Work to do:
- 1) Summarize the passage below on TDR measurement of soil water content in two sentences.
- 2) Please write what comes next in the passage below on TDR measurement of soil water content, starting after its final sentence.

-------- Excerpt provided

Time domain reflectometry (TDR) is one of the most widely used techniques for indirect determination of soil volumetric water content (θ). TDR measures the relative dielectric constant (ε_r) which, in a three-phase system like the soil, depends on water, air, and solid matrix dielectric constants. Since dielectric constant of water is much larger than the other two, ε_r of bulk soil mainly depends on water content. In many cases, the application of TDR requires a specific calibration of the relationship θ(ε_r) to get quantitatively accurate estimates of soil water content. In fact, the relationship θ(ε_r) is influenced by various soil properties, such as clay content, organic matter content, bulk density, and aggregation. Numerous studies have shown that pyroclastic soils often exhibit a peculiar dielectric behavior. In Campania (Southern Italy) wide mountainous areas are covered by layered pyroclastic deposits of ashes (loamy sands) and pumices (sandy gravels), often involved in the triggering of landslides induced by rainwater infiltration. Reliable field measurements of water content of such soils are therefore important for the assessment of landslide risk. Hence, in this paper, the θ(ε_r) relationship has been experimentally determined on samples of typical pyroclastic soil of Campania, collected around Sarno, reconstituted with different porosities. The aim of the study is to identify specific calibration relationships for such soils based not only on empirical approaches. In this respect, a three-phase dielectric mixing model with a variable exponent is introduced, and the variable value of the exponent is related to the different dielectric properties of bond and free water within the soil pores.

----------------
-------- Listed records

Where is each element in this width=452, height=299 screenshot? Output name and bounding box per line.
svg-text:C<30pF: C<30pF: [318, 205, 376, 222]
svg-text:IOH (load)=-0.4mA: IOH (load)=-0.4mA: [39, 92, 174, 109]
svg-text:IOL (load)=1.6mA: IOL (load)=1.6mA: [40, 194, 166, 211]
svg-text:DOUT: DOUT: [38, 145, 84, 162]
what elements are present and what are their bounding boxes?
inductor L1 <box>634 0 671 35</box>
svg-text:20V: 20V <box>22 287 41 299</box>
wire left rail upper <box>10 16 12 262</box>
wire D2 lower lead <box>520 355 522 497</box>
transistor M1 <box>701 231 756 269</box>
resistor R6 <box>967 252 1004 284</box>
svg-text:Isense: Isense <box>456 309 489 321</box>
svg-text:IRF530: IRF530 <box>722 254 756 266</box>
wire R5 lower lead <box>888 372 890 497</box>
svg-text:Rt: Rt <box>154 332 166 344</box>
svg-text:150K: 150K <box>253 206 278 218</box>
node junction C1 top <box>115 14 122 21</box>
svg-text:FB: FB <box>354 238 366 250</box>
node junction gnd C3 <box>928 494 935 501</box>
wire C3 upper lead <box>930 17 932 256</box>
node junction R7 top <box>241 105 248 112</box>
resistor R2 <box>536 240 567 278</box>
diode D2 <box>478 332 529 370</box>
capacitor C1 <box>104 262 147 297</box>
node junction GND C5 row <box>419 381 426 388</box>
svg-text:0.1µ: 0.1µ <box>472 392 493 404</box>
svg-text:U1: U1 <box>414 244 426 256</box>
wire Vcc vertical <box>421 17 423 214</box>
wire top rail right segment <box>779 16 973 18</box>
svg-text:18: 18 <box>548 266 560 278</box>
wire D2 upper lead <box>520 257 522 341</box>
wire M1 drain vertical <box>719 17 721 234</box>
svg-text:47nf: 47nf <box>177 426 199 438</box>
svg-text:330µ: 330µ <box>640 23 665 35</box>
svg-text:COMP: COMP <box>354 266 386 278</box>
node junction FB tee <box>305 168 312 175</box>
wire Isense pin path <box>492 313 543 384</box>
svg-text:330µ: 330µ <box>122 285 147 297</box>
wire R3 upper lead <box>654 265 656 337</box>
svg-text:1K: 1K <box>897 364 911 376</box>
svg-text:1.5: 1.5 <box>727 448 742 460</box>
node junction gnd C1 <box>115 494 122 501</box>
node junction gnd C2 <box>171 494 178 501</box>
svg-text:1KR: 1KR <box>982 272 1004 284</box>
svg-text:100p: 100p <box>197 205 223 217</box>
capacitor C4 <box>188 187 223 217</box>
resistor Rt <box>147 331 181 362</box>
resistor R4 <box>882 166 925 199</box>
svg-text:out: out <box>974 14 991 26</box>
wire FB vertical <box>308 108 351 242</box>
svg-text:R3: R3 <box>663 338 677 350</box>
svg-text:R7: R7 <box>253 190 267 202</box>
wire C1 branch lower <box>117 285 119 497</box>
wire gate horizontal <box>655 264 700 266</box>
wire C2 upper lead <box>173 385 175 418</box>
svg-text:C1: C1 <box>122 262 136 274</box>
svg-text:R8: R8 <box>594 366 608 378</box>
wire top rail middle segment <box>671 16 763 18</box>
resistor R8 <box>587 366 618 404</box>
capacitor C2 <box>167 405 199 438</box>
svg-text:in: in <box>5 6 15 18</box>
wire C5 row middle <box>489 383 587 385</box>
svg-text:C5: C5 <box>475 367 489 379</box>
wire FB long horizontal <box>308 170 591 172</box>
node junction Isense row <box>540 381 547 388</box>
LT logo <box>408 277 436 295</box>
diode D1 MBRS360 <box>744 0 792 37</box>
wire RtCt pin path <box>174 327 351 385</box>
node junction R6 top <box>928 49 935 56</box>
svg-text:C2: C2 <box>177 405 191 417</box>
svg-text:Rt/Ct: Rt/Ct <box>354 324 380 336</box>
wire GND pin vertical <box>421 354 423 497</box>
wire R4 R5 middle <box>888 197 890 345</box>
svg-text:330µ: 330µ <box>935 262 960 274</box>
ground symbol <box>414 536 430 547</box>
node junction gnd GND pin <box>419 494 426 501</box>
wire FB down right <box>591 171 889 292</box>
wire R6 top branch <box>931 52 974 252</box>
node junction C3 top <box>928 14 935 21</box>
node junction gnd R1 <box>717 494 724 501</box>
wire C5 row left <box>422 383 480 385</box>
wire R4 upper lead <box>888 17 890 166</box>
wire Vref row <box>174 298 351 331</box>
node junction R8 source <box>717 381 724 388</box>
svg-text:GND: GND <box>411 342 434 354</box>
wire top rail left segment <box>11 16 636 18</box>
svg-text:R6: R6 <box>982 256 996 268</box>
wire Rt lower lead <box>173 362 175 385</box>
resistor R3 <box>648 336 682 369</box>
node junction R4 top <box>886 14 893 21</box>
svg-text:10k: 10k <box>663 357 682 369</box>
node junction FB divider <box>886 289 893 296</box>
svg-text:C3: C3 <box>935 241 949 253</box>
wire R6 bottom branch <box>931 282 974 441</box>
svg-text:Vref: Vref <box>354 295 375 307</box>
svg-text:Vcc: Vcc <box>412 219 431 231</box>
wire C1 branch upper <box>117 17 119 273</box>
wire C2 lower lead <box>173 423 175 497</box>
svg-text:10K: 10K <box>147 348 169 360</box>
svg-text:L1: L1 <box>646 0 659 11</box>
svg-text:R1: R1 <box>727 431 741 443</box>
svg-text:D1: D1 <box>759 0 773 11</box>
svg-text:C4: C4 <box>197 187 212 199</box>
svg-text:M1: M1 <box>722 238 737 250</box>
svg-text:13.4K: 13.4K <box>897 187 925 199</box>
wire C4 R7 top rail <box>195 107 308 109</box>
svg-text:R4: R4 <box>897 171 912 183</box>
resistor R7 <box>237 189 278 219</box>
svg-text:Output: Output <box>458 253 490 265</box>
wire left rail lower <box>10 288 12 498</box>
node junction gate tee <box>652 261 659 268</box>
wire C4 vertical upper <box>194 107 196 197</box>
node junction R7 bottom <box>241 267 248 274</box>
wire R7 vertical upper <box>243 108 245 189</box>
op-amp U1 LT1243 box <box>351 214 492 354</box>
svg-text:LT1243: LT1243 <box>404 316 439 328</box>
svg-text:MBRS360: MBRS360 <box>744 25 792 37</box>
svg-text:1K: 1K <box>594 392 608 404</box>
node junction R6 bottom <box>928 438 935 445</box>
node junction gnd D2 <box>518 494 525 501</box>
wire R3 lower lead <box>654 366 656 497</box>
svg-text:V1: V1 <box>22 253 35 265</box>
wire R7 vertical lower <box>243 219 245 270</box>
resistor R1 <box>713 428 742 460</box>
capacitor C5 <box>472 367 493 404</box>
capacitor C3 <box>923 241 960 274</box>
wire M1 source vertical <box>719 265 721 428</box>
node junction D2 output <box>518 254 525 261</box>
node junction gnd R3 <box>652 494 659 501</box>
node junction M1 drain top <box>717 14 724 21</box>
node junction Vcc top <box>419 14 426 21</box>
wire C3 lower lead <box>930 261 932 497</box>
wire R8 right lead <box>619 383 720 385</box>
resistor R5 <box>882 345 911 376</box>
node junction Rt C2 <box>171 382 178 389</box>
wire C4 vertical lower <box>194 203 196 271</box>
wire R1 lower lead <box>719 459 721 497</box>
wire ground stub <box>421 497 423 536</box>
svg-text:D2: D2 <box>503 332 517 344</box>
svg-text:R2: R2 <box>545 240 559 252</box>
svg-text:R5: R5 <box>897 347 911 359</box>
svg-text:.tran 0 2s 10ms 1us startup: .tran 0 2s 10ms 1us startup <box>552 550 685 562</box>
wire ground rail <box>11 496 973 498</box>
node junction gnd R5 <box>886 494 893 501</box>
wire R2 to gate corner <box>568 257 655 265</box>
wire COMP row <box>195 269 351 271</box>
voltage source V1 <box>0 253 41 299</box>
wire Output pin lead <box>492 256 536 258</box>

----------------

Results:
- 1) Time domain reflectometry estimates soil volumetric water content by measuring the bulk relative dielectric constant, which depends mainly on water content, but accurate estimates often require a specific calibration because soil properties influence the relationship, and pyroclastic soils often show a peculiar dielectric behavior. The paper determines this relationship experimentally on reconstituted samples of pyroclastic soil collected around Sarno in Campania, where such deposits are often involved in landslides triggered by rainwater infiltration, and it introduces a three-phase dielectric mixing model with a variable exponent tied to the different dielectric properties of two kinds of water within the soil pores.

- 2)
1. Introduction

Based on the strong relationship between the apparent dielectric permittivity of soil, ε_r, with its volumetric water content, θ [1,2], Time domain reflectometry (TDR) is one the most common indirect methods for estimating soil water content in the field. In addition to its limited invasiveness, the reason for such a widespread use relies on several non-debatable advantages, compared to other indirect techniques: TDR is cheap and safe, and does not require specific skills for its operation and maintenance. However, as for any indirect method, the accuracy of the measurement depends on the calibration relationship needed to estimate soil water content from the measured permittivity. In fact, although the first applications of TDR to water content measurements in sandy soils seemed to indicate that such a relationship could be considered independent of the soil type, i.e., the so-called universal calibration relationship proposed by Topp et al. [2], it was lately recognized that in many cases a specific calibration relationship should be determined to get quantitatively accurate estimates of water content of soils, e.g., Reference [3] and, more recently, of other porous materials e.g., References [4,5].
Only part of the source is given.